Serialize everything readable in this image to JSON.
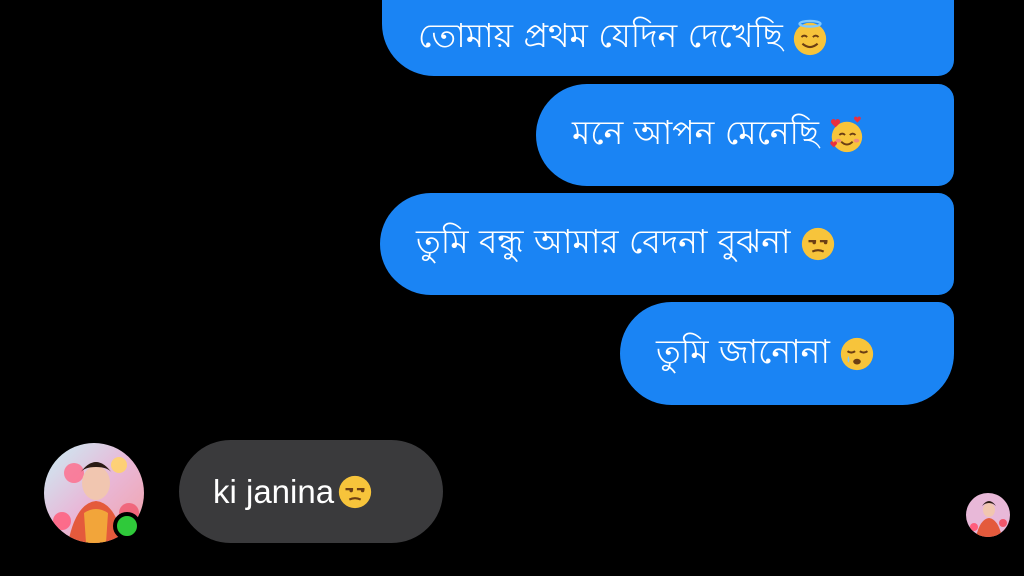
{
  "messages": {
    "outgoing": [
      {
        "text": "তোমায় প্রথম যেদিন দেখেছি",
        "emoji": "smiling-face-with-halo"
      },
      {
        "text": "মনে আপন মেনেছি",
        "emoji": "smiling-face-with-hearts"
      },
      {
        "text": "তুমি বন্ধু আমার বেদনা বুঝনা",
        "emoji": "unamused-face"
      },
      {
        "text": "তুমি জানোনা",
        "emoji": "sleepy-face"
      }
    ],
    "incoming": [
      {
        "text": "ki janina",
        "emoji": "unamused-face"
      }
    ]
  },
  "contact": {
    "avatar": "contact-avatar",
    "online": true
  },
  "colors": {
    "outgoing_bubble": "#1a84f4",
    "incoming_bubble": "#3a3a3c",
    "online": "#2fc93a",
    "background": "#000000"
  }
}
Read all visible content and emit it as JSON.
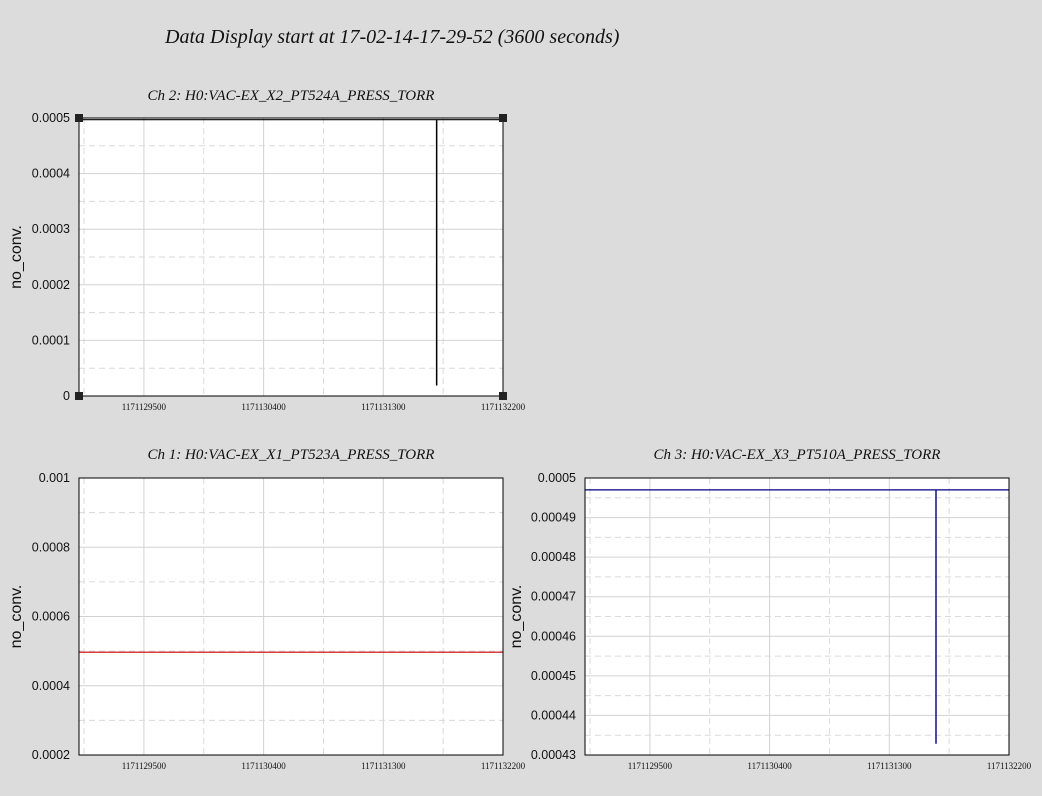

» Written task: Show every line that contains the word "smiling".

» Finished task:
        "emoji": "smiling-face-with-halo"
        "emoji": "smiling-face-with-hearts"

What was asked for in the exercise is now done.